**What you need to do**
Count how many lines have the word "отчетную" in them. Reply with that number by itself.

-- Start of The records --

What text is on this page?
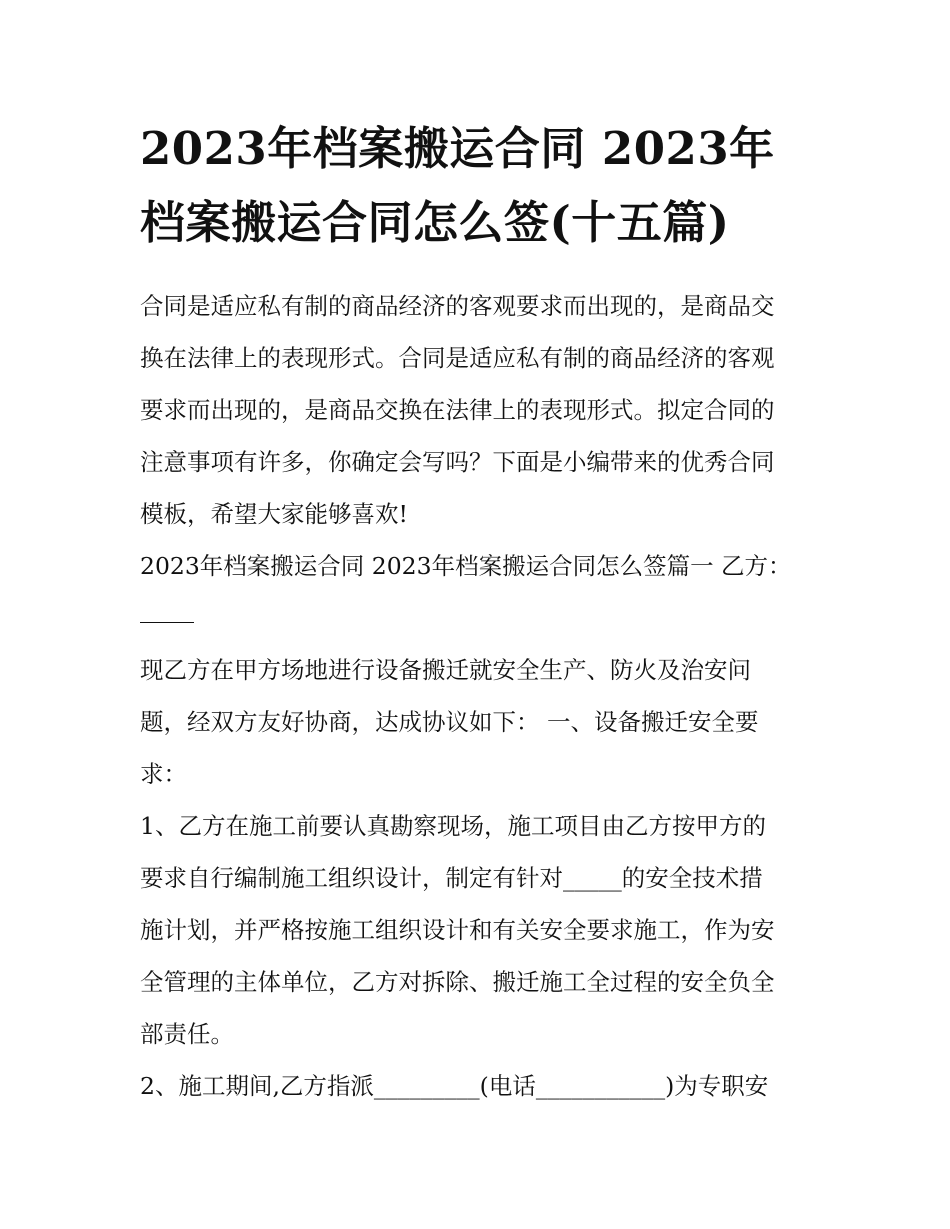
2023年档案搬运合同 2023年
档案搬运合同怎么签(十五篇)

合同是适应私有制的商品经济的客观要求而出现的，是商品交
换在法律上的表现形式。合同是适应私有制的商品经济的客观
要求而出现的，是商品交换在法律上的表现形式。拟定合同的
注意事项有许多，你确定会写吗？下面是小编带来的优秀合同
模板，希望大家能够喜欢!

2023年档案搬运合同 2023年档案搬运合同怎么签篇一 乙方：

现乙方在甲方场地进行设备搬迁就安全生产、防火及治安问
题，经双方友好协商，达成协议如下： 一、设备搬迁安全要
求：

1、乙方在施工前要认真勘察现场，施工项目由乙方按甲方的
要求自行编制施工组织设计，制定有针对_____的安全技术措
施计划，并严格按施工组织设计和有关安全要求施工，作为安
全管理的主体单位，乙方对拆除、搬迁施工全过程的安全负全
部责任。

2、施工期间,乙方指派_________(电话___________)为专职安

-- End of The records --
-- Start of The records --

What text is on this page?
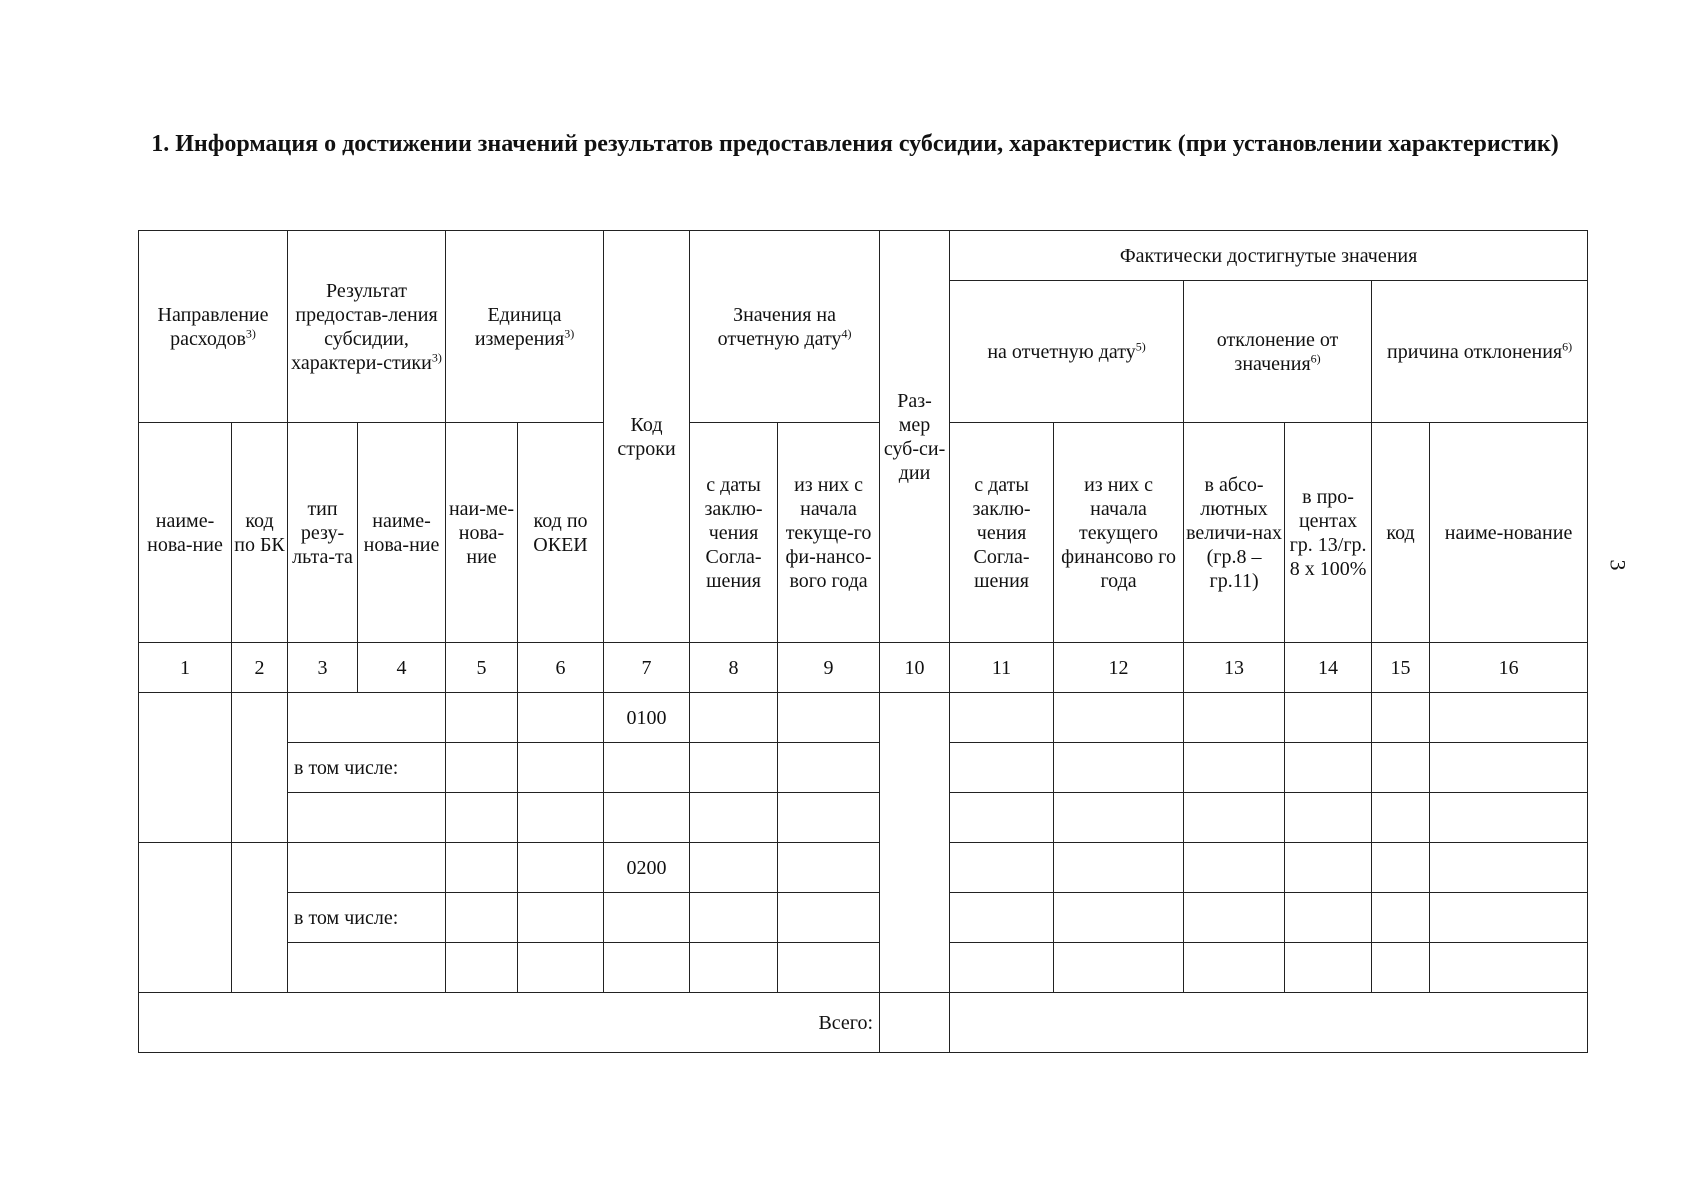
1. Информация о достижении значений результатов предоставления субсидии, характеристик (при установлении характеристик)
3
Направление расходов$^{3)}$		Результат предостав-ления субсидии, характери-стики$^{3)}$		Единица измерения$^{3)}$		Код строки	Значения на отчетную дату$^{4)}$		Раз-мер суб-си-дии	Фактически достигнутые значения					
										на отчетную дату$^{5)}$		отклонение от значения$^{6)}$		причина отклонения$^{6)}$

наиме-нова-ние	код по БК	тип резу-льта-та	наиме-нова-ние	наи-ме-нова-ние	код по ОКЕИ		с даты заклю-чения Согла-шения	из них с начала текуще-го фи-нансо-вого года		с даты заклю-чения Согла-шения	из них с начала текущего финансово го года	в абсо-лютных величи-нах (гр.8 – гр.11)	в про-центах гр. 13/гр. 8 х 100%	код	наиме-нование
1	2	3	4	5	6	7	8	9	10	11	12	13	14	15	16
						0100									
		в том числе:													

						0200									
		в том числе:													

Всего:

-- End of The records --

**Final result**
2